▸ GOAL OF THE EXERCISE
Return the records, each one exactly as written.
###
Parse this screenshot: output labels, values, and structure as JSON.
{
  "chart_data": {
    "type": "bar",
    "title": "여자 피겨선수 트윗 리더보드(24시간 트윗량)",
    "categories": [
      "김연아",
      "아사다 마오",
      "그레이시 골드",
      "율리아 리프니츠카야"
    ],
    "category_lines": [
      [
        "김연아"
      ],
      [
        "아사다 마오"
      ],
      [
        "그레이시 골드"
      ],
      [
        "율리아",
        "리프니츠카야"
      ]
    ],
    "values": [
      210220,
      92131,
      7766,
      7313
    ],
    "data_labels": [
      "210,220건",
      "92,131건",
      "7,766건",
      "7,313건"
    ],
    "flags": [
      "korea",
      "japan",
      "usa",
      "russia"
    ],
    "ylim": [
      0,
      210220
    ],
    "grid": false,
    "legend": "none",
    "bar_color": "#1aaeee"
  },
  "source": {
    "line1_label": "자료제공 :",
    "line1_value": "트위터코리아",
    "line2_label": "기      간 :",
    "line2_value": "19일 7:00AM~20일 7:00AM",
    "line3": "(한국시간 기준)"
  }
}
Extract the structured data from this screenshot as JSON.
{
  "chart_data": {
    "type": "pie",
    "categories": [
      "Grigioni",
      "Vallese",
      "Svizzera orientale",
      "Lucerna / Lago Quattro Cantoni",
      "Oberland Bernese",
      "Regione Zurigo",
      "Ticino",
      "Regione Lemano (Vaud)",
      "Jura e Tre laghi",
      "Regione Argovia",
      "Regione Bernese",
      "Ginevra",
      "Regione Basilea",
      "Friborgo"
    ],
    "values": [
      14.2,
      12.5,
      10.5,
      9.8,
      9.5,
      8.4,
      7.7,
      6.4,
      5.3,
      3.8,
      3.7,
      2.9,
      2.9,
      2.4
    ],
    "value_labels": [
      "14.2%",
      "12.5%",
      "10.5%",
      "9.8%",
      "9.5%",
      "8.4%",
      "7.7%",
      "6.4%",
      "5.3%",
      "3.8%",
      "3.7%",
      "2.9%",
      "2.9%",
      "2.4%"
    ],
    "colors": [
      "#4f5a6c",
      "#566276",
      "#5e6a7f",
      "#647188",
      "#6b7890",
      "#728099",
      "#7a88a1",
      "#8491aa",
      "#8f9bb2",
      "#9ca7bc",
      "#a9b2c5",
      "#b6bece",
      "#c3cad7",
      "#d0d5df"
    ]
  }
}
###
▸ FINISHED ANSWER
Parse this screenshot: output labels, values, and structure as JSON.
{
  "chart_data": {
    "type": "bar",
    "title": "여자 피겨선수 트윗 리더보드(24시간 트윗량)",
    "categories": [
      "김연아",
      "아사다 마오",
      "그레이시 골드",
      "율리아 리프니츠카야"
    ],
    "category_lines": [
      [
        "김연아"
      ],
      [
        "아사다 마오"
      ],
      [
        "그레이시 골드"
      ],
      [
        "율리아",
        "리프니츠카야"
      ]
    ],
    "values": [
      210220,
      92131,
      7766,
      7313
    ],
    "data_labels": [
      "210,220건",
      "92,131건",
      "7,766건",
      "7,313건"
    ],
    "flags": [
      "korea",
      "japan",
      "usa",
      "russia"
    ],
    "ylim": [
      0,
      210220
    ],
    "grid": false,
    "legend": "none",
    "bar_color": "#1aaeee"
  },
  "source": {
    "line1_label": "자료제공 :",
    "line1_value": "트위터코리아",
    "line2_label": "기      간 :",
    "line2_value": "19일 7:00AM~20일 7:00AM",
    "line3": "(한국시간 기준)"
  }
}
Extract the structured data from this screenshot as JSON.
{
  "chart_data": {
    "type": "pie",
    "categories": [
      "Grigioni",
      "Vallese",
      "Svizzera orientale",
      "Lucerna / Lago Quattro Cantoni",
      "Oberland Bernese",
      "Regione Zurigo",
      "Ticino",
      "Regione Lemano (Vaud)",
      "Jura e Tre laghi",
      "Regione Argovia",
      "Regione Bernese",
      "Ginevra",
      "Regione Basilea",
      "Friborgo"
    ],
    "values": [
      14.2,
      12.5,
      10.5,
      9.8,
      9.5,
      8.4,
      7.7,
      6.4,
      5.3,
      3.8,
      3.7,
      2.9,
      2.9,
      2.4
    ],
    "value_labels": [
      "14.2%",
      "12.5%",
      "10.5%",
      "9.8%",
      "9.5%",
      "8.4%",
      "7.7%",
      "6.4%",
      "5.3%",
      "3.8%",
      "3.7%",
      "2.9%",
      "2.9%",
      "2.4%"
    ],
    "colors": [
      "#4f5a6c",
      "#566276",
      "#5e6a7f",
      "#647188",
      "#6b7890",
      "#728099",
      "#7a88a1",
      "#8491aa",
      "#8f9bb2",
      "#9ca7bc",
      "#a9b2c5",
      "#b6bece",
      "#c3cad7",
      "#d0d5df"
    ]
  }
}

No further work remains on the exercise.